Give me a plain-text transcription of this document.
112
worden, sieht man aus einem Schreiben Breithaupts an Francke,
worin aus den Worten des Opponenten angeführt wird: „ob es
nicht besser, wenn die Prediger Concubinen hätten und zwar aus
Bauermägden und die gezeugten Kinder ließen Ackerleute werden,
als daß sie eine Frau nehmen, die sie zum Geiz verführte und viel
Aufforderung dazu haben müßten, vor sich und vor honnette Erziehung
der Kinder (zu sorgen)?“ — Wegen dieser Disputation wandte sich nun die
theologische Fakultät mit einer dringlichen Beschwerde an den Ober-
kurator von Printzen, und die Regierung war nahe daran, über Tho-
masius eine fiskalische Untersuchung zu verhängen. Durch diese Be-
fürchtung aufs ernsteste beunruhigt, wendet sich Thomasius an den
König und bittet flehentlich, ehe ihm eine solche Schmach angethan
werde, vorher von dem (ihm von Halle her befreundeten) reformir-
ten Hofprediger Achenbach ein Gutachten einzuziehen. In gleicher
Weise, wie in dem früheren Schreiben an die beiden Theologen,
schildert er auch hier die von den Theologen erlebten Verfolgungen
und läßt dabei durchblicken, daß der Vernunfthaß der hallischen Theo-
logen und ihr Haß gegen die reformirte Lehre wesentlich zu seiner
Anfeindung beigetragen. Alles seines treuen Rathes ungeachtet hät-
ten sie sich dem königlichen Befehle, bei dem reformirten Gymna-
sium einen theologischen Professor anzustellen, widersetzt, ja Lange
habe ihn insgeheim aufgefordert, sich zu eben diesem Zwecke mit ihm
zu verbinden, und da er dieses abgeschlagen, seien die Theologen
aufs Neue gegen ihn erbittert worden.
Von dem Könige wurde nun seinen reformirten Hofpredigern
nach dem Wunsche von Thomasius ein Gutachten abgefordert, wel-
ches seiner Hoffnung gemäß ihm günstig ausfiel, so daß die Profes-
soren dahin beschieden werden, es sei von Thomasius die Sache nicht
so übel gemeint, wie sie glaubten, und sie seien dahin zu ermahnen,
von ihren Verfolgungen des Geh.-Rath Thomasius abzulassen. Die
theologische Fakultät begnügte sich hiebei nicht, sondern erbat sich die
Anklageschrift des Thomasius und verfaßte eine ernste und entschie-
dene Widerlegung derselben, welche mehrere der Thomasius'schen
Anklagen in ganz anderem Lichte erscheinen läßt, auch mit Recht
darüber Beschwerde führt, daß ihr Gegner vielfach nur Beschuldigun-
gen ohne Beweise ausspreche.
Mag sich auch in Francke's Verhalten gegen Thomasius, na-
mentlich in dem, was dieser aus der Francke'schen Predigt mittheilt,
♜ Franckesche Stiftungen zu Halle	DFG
═══
Every line holding "Gutachten" should be copied out.

ten Hofprediger Achenbach ein Gutachten einzuziehen. In gleicher
nach dem Wunsche von Thomasius ein Gutachten abgefordert, wel-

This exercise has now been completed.